◆ GIVEN INSTRUCTION
Note how many lines in the entries contain the string "C₃H₄O", then give that number and nothing else.

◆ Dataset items
◇ ◇ ◇ ◇

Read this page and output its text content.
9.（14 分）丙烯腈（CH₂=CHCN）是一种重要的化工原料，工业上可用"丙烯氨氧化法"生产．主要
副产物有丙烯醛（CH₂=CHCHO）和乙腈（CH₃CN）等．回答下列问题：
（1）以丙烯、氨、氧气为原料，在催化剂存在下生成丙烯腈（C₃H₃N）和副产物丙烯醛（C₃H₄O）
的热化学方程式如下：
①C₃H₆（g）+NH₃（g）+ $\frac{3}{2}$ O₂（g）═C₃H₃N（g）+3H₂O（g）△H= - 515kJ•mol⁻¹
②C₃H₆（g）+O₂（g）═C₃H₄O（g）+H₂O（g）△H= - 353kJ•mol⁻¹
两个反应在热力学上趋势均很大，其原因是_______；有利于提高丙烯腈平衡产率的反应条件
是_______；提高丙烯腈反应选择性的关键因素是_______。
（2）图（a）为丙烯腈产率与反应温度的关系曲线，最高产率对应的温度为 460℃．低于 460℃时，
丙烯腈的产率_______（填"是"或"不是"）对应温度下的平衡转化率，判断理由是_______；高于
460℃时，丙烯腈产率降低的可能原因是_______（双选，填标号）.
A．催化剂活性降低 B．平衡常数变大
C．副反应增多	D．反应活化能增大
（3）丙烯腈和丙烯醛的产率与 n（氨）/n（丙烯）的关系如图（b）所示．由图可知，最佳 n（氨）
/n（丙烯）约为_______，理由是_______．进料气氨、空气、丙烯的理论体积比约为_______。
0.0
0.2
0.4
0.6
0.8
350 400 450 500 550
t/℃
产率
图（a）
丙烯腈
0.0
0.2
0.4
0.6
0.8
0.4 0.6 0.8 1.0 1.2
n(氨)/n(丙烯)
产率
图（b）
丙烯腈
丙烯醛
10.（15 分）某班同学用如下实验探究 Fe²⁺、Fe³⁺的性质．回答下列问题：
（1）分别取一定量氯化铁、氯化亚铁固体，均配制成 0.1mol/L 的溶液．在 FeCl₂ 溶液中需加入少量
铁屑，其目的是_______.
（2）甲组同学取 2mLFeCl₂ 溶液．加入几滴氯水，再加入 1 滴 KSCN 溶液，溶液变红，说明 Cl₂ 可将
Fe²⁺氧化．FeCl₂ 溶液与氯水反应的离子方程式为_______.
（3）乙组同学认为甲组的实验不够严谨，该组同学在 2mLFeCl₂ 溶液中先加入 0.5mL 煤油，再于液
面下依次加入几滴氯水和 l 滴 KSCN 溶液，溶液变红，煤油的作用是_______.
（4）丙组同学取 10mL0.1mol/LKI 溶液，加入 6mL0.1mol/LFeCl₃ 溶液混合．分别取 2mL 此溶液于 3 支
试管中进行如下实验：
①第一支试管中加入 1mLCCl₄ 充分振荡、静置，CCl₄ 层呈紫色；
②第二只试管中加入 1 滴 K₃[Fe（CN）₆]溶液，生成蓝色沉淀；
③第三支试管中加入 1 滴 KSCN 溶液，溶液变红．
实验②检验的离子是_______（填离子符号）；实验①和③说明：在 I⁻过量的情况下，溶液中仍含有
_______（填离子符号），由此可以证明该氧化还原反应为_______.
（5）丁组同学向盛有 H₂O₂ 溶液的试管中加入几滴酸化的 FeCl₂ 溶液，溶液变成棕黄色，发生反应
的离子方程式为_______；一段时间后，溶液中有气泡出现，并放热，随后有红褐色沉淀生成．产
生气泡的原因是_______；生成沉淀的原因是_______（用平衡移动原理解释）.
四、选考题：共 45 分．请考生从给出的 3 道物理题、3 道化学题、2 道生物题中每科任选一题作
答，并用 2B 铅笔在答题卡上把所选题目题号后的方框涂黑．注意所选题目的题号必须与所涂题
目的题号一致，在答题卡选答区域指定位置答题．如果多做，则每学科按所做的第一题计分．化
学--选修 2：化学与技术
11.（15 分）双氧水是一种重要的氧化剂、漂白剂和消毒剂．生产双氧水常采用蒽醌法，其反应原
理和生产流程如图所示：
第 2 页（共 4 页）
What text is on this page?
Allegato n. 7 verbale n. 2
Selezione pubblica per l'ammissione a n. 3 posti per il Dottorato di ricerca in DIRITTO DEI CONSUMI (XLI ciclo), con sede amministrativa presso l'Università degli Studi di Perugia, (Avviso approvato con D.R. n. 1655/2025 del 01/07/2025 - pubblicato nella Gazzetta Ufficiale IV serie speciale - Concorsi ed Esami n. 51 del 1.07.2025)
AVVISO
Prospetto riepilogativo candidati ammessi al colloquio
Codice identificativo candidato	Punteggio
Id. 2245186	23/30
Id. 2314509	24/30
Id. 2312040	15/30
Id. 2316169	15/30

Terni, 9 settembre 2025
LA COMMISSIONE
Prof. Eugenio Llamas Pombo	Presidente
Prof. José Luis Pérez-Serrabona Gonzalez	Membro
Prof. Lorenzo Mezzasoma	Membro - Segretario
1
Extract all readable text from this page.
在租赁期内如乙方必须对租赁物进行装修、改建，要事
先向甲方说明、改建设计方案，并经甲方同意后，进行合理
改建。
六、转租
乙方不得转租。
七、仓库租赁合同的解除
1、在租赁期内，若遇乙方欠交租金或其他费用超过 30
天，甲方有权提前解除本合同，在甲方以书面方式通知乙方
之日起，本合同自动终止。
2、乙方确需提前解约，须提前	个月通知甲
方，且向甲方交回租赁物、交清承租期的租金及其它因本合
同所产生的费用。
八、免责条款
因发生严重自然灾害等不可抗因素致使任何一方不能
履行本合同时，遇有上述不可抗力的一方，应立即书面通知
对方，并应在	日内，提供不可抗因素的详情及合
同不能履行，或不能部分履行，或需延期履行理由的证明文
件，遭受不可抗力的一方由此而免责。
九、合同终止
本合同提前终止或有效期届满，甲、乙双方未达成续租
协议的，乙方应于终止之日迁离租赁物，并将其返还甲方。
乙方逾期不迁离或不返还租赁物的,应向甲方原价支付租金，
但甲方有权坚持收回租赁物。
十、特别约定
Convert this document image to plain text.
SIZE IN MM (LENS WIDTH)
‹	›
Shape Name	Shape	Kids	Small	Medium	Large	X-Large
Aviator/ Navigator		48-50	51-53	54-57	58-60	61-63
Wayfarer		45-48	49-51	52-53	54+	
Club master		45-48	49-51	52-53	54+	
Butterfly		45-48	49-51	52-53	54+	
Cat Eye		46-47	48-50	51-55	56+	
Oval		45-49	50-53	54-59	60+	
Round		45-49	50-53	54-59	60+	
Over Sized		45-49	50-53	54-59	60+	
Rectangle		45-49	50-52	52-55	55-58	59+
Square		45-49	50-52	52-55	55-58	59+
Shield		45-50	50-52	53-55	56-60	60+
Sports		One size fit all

◇ ◇ ◇ ◇

◆ RESPONSE
2